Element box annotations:
..........
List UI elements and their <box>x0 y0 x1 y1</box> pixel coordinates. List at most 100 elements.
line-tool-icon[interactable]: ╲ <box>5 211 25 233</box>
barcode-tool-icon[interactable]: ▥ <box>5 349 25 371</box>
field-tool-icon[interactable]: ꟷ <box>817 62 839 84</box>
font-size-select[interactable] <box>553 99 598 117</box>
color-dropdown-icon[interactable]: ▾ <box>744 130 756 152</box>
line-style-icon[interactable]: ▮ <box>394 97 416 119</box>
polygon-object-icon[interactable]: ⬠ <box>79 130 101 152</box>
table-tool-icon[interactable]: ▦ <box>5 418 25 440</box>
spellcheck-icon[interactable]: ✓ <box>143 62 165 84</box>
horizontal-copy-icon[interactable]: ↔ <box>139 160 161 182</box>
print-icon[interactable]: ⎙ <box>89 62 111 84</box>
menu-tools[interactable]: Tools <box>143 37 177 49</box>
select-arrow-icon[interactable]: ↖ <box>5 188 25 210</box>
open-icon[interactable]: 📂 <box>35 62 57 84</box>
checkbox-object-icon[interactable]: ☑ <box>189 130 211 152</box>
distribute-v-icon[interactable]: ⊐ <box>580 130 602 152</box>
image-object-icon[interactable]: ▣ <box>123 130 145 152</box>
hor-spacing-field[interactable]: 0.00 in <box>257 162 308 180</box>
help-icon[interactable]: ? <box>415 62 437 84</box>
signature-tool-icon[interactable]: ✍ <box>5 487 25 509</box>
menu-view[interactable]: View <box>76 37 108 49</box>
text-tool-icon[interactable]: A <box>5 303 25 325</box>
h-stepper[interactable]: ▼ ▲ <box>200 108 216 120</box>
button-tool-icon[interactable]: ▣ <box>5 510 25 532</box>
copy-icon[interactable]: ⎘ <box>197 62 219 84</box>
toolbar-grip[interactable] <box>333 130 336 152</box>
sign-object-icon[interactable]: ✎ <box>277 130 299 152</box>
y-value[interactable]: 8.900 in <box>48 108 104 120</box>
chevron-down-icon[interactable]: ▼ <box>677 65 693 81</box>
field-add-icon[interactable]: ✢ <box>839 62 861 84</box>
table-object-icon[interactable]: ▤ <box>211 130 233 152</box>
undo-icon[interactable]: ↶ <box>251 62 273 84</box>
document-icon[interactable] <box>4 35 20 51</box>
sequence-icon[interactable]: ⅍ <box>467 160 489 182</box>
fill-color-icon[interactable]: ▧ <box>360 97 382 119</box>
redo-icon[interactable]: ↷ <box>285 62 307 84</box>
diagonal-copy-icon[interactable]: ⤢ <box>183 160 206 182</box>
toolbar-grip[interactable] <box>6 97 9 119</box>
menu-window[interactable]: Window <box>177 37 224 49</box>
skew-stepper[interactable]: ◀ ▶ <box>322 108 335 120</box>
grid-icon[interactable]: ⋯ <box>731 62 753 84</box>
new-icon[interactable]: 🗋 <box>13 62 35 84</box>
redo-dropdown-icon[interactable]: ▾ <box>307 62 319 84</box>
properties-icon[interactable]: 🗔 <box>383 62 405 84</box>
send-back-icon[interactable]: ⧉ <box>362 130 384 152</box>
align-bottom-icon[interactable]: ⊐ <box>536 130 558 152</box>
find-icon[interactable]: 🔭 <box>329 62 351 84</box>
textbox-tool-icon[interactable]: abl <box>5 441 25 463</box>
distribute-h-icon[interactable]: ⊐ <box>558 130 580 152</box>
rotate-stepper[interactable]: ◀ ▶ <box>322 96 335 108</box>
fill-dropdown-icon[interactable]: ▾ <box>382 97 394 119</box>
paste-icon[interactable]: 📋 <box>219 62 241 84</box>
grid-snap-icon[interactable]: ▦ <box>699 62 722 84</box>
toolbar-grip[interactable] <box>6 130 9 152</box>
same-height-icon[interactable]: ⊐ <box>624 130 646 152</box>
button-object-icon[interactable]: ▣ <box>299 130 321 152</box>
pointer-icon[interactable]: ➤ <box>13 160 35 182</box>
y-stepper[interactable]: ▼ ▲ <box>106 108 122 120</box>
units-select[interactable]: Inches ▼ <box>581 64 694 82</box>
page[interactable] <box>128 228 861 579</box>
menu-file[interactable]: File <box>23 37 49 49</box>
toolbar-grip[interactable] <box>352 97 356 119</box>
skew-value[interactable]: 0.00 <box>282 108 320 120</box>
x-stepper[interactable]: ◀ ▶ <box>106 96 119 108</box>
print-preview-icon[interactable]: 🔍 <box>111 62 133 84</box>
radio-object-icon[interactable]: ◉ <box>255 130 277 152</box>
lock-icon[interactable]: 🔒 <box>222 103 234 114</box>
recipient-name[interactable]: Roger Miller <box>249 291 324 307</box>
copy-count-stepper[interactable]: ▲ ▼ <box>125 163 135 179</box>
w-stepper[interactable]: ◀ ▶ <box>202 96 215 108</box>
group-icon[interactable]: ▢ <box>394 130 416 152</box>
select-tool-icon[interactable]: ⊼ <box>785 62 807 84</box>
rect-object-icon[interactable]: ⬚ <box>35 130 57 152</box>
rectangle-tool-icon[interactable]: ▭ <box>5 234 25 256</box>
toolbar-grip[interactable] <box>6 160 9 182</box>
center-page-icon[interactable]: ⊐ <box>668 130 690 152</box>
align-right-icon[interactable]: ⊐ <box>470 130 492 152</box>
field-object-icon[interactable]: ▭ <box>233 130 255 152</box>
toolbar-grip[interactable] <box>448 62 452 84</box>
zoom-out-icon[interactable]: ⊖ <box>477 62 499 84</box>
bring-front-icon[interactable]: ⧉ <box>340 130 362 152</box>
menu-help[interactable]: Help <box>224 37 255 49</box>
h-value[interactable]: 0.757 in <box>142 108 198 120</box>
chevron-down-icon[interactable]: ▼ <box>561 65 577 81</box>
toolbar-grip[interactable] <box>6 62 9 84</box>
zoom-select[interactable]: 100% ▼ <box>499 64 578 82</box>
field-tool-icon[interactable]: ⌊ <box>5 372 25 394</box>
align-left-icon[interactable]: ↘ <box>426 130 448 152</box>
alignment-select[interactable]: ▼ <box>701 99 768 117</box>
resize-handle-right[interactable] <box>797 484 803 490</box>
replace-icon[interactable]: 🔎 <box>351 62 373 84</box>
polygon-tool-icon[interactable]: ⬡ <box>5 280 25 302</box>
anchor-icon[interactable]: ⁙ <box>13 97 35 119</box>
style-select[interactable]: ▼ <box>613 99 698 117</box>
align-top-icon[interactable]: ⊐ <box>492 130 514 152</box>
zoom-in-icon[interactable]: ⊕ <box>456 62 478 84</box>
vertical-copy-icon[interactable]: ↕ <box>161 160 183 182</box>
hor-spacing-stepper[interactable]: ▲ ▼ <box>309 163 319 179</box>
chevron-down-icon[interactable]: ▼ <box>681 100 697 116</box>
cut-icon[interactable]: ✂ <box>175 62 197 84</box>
..........
▶ [Required work]
Rewrite every row above with "interactable" swapped for "clickable" wherever it occurs, keeping all other text unchanged.

▶ [Exercise result]
List UI elements and their <box>x0 y0 x1 y1</box> pixel coordinates. List at most 100 elements.
line-tool-icon[clickable]: ╲ <box>5 211 25 233</box>
barcode-tool-icon[clickable]: ▥ <box>5 349 25 371</box>
field-tool-icon[clickable]: ꟷ <box>817 62 839 84</box>
font-size-select[clickable] <box>553 99 598 117</box>
color-dropdown-icon[clickable]: ▾ <box>744 130 756 152</box>
line-style-icon[clickable]: ▮ <box>394 97 416 119</box>
polygon-object-icon[clickable]: ⬠ <box>79 130 101 152</box>
table-tool-icon[clickable]: ▦ <box>5 418 25 440</box>
spellcheck-icon[clickable]: ✓ <box>143 62 165 84</box>
horizontal-copy-icon[clickable]: ↔ <box>139 160 161 182</box>
print-icon[clickable]: ⎙ <box>89 62 111 84</box>
menu-tools[clickable]: Tools <box>143 37 177 49</box>
select-arrow-icon[clickable]: ↖ <box>5 188 25 210</box>
open-icon[clickable]: 📂 <box>35 62 57 84</box>
checkbox-object-icon[clickable]: ☑ <box>189 130 211 152</box>
distribute-v-icon[clickable]: ⊐ <box>580 130 602 152</box>
image-object-icon[clickable]: ▣ <box>123 130 145 152</box>
hor-spacing-field[clickable]: 0.00 in <box>257 162 308 180</box>
help-icon[clickable]: ? <box>415 62 437 84</box>
signature-tool-icon[clickable]: ✍ <box>5 487 25 509</box>
menu-view[clickable]: View <box>76 37 108 49</box>
text-tool-icon[clickable]: A <box>5 303 25 325</box>
h-stepper[clickable]: ▼ ▲ <box>200 108 216 120</box>
button-tool-icon[clickable]: ▣ <box>5 510 25 532</box>
copy-icon[clickable]: ⎘ <box>197 62 219 84</box>
toolbar-grip[clickable] <box>333 130 336 152</box>
sign-object-icon[clickable]: ✎ <box>277 130 299 152</box>
y-value[clickable]: 8.900 in <box>48 108 104 120</box>
chevron-down-icon[clickable]: ▼ <box>677 65 693 81</box>
field-add-icon[clickable]: ✢ <box>839 62 861 84</box>
table-object-icon[clickable]: ▤ <box>211 130 233 152</box>
undo-icon[clickable]: ↶ <box>251 62 273 84</box>
document-icon[clickable] <box>4 35 20 51</box>
sequence-icon[clickable]: ⅍ <box>467 160 489 182</box>
fill-color-icon[clickable]: ▧ <box>360 97 382 119</box>
redo-icon[clickable]: ↷ <box>285 62 307 84</box>
diagonal-copy-icon[clickable]: ⤢ <box>183 160 206 182</box>
toolbar-grip[clickable] <box>6 97 9 119</box>
menu-window[clickable]: Window <box>177 37 224 49</box>
skew-stepper[clickable]: ◀ ▶ <box>322 108 335 120</box>
grid-icon[clickable]: ⋯ <box>731 62 753 84</box>
new-icon[clickable]: 🗋 <box>13 62 35 84</box>
redo-dropdown-icon[clickable]: ▾ <box>307 62 319 84</box>
properties-icon[clickable]: 🗔 <box>383 62 405 84</box>
send-back-icon[clickable]: ⧉ <box>362 130 384 152</box>
align-bottom-icon[clickable]: ⊐ <box>536 130 558 152</box>
find-icon[clickable]: 🔭 <box>329 62 351 84</box>
textbox-tool-icon[clickable]: abl <box>5 441 25 463</box>
distribute-h-icon[clickable]: ⊐ <box>558 130 580 152</box>
rotate-stepper[clickable]: ◀ ▶ <box>322 96 335 108</box>
fill-dropdown-icon[clickable]: ▾ <box>382 97 394 119</box>
paste-icon[clickable]: 📋 <box>219 62 241 84</box>
grid-snap-icon[clickable]: ▦ <box>699 62 722 84</box>
toolbar-grip[clickable] <box>6 130 9 152</box>
same-height-icon[clickable]: ⊐ <box>624 130 646 152</box>
button-object-icon[clickable]: ▣ <box>299 130 321 152</box>
pointer-icon[clickable]: ➤ <box>13 160 35 182</box>
y-stepper[clickable]: ▼ ▲ <box>106 108 122 120</box>
units-select[clickable]: Inches ▼ <box>581 64 694 82</box>
page[clickable] <box>128 228 861 579</box>
menu-file[clickable]: File <box>23 37 49 49</box>
toolbar-grip[clickable] <box>352 97 356 119</box>
skew-value[clickable]: 0.00 <box>282 108 320 120</box>
x-stepper[clickable]: ◀ ▶ <box>106 96 119 108</box>
print-preview-icon[clickable]: 🔍 <box>111 62 133 84</box>
radio-object-icon[clickable]: ◉ <box>255 130 277 152</box>
lock-icon[clickable]: 🔒 <box>222 103 234 114</box>
recipient-name[clickable]: Roger Miller <box>249 291 324 307</box>
copy-count-stepper[clickable]: ▲ ▼ <box>125 163 135 179</box>
w-stepper[clickable]: ◀ ▶ <box>202 96 215 108</box>
group-icon[clickable]: ▢ <box>394 130 416 152</box>
select-tool-icon[clickable]: ⊼ <box>785 62 807 84</box>
rect-object-icon[clickable]: ⬚ <box>35 130 57 152</box>
rectangle-tool-icon[clickable]: ▭ <box>5 234 25 256</box>
toolbar-grip[clickable] <box>6 160 9 182</box>
center-page-icon[clickable]: ⊐ <box>668 130 690 152</box>
align-right-icon[clickable]: ⊐ <box>470 130 492 152</box>
field-object-icon[clickable]: ▭ <box>233 130 255 152</box>
toolbar-grip[clickable] <box>448 62 452 84</box>
zoom-out-icon[clickable]: ⊖ <box>477 62 499 84</box>
bring-front-icon[clickable]: ⧉ <box>340 130 362 152</box>
menu-help[clickable]: Help <box>224 37 255 49</box>
h-value[clickable]: 0.757 in <box>142 108 198 120</box>
chevron-down-icon[clickable]: ▼ <box>561 65 577 81</box>
toolbar-grip[clickable] <box>6 62 9 84</box>
zoom-select[clickable]: 100% ▼ <box>499 64 578 82</box>
field-tool-icon[clickable]: ⌊ <box>5 372 25 394</box>
align-left-icon[clickable]: ↘ <box>426 130 448 152</box>
alignment-select[clickable]: ▼ <box>701 99 768 117</box>
resize-handle-right[clickable] <box>797 484 803 490</box>
replace-icon[clickable]: 🔎 <box>351 62 373 84</box>
polygon-tool-icon[clickable]: ⬡ <box>5 280 25 302</box>
anchor-icon[clickable]: ⁙ <box>13 97 35 119</box>
style-select[clickable]: ▼ <box>613 99 698 117</box>
align-top-icon[clickable]: ⊐ <box>492 130 514 152</box>
zoom-in-icon[clickable]: ⊕ <box>456 62 478 84</box>
vertical-copy-icon[clickable]: ↕ <box>161 160 183 182</box>
hor-spacing-stepper[clickable]: ▲ ▼ <box>309 163 319 179</box>
chevron-down-icon[clickable]: ▼ <box>681 100 697 116</box>
cut-icon[clickable]: ✂ <box>175 62 197 84</box>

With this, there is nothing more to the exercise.